== GIVEN DATA
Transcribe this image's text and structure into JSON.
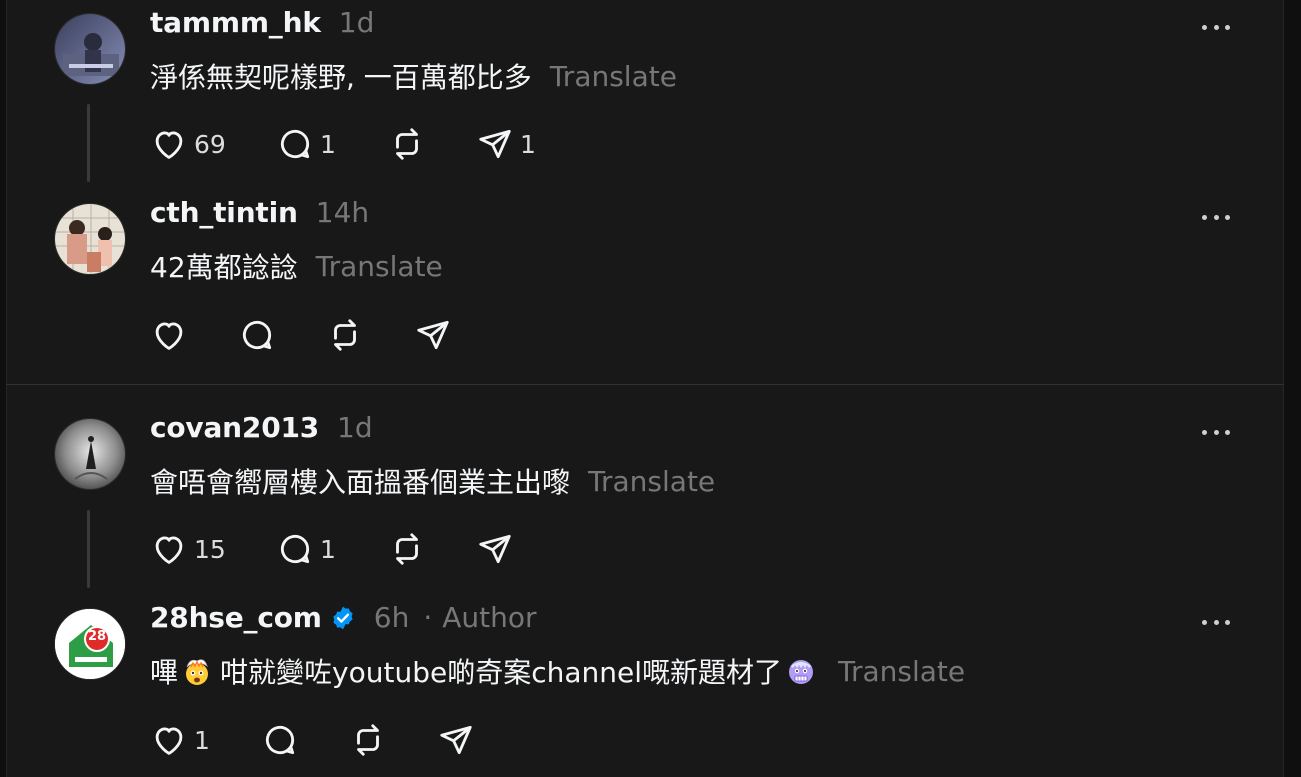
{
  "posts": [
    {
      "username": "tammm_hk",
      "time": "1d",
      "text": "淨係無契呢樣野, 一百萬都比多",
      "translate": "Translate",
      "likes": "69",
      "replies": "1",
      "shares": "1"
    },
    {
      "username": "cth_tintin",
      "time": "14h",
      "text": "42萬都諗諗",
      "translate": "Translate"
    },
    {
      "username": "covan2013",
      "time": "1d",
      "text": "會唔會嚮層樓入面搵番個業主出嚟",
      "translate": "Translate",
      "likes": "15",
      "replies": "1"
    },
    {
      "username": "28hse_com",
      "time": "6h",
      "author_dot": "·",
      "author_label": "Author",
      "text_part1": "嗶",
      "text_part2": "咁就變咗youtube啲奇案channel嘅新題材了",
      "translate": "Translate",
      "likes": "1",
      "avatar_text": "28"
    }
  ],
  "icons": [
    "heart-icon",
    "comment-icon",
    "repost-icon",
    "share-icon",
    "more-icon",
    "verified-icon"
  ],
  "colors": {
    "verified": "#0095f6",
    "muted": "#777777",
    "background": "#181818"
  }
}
====
== GIVEN DATA
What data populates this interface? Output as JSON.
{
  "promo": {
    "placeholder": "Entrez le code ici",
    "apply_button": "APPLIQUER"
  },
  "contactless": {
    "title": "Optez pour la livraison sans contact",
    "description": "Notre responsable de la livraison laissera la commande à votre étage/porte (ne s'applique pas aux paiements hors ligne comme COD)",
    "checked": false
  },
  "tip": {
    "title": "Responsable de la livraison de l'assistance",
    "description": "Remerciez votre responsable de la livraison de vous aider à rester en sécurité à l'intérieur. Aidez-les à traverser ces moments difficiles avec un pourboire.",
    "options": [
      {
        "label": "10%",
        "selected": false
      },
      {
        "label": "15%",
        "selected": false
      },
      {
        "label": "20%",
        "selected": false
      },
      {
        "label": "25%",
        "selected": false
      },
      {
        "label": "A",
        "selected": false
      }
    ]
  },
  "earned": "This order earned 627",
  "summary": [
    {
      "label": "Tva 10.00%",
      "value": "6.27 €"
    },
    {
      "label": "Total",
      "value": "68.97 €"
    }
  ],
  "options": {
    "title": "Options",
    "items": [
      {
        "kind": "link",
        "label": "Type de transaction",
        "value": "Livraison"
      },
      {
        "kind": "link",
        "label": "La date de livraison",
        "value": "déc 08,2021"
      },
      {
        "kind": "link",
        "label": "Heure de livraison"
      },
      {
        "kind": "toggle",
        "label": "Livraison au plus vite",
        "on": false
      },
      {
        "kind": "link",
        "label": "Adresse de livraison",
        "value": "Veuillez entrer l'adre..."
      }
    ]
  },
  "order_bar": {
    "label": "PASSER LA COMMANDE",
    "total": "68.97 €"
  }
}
====
== GIVEN DATA
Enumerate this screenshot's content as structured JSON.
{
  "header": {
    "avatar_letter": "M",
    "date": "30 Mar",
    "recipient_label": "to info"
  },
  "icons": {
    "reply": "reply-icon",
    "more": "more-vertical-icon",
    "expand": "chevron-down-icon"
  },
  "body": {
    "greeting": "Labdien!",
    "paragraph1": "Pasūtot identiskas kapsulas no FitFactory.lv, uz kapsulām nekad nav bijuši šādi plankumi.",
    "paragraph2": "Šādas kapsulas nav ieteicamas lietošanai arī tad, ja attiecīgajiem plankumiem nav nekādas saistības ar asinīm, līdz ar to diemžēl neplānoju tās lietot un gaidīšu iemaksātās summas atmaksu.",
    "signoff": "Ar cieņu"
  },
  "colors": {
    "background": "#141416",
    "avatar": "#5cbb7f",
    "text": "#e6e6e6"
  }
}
====
The answer is a single number, the count of lines in the records that contain the string "kapsulas".

▸ SOLUTION FOR THIS TASK
2